RECORDS SUPPLIED:

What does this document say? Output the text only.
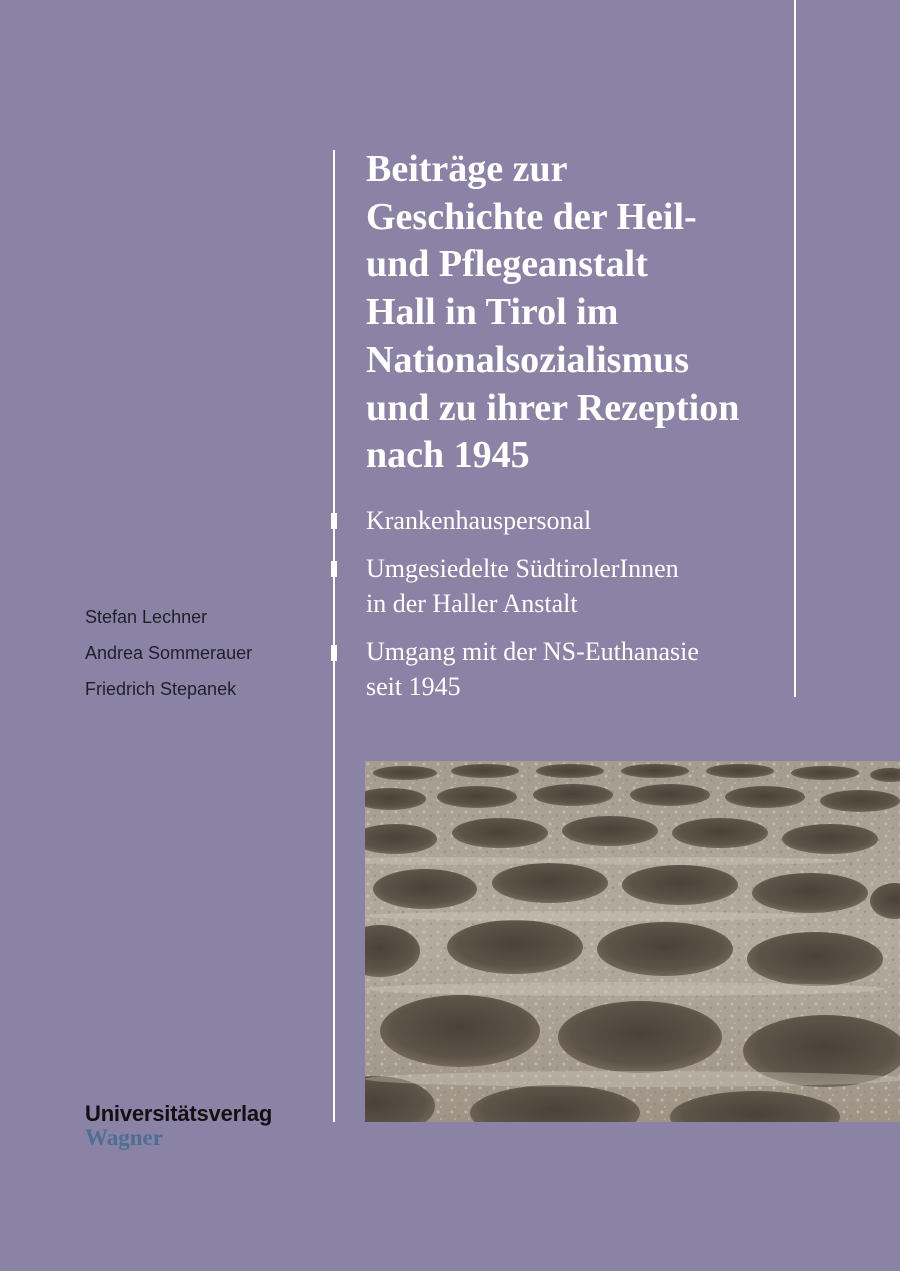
Beiträge zur
Geschichte der Heil-
und Pflegeanstalt
Hall in Tirol im
Nationalsozialismus
und zu ihrer Rezeption
nach 1945
Krankenhauspersonal
Umgesiedelte SüdtirolerInnen
in der Haller Anstalt
Umgang mit der NS-Euthanasie
seit 1945
Stefan Lechner
Andrea Sommerauer
Friedrich Stepanek
Universitätsverlag
Wagner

REQUIRED TASK:
Output a faithful copy of the data, with each picture left out.

THE COMPLETED TASK:
What does this document say? Output the text only.
Beiträge zur
Geschichte der Heil-
und Pflegeanstalt
Hall in Tirol im
Nationalsozialismus
und zu ihrer Rezeption
nach 1945
Krankenhauspersonal
Umgesiedelte SüdtirolerInnen
in der Haller Anstalt
Umgang mit der NS-Euthanasie
seit 1945
Stefan Lechner
Andrea Sommerauer
Friedrich Stepanek
Universitätsverlag
Wagner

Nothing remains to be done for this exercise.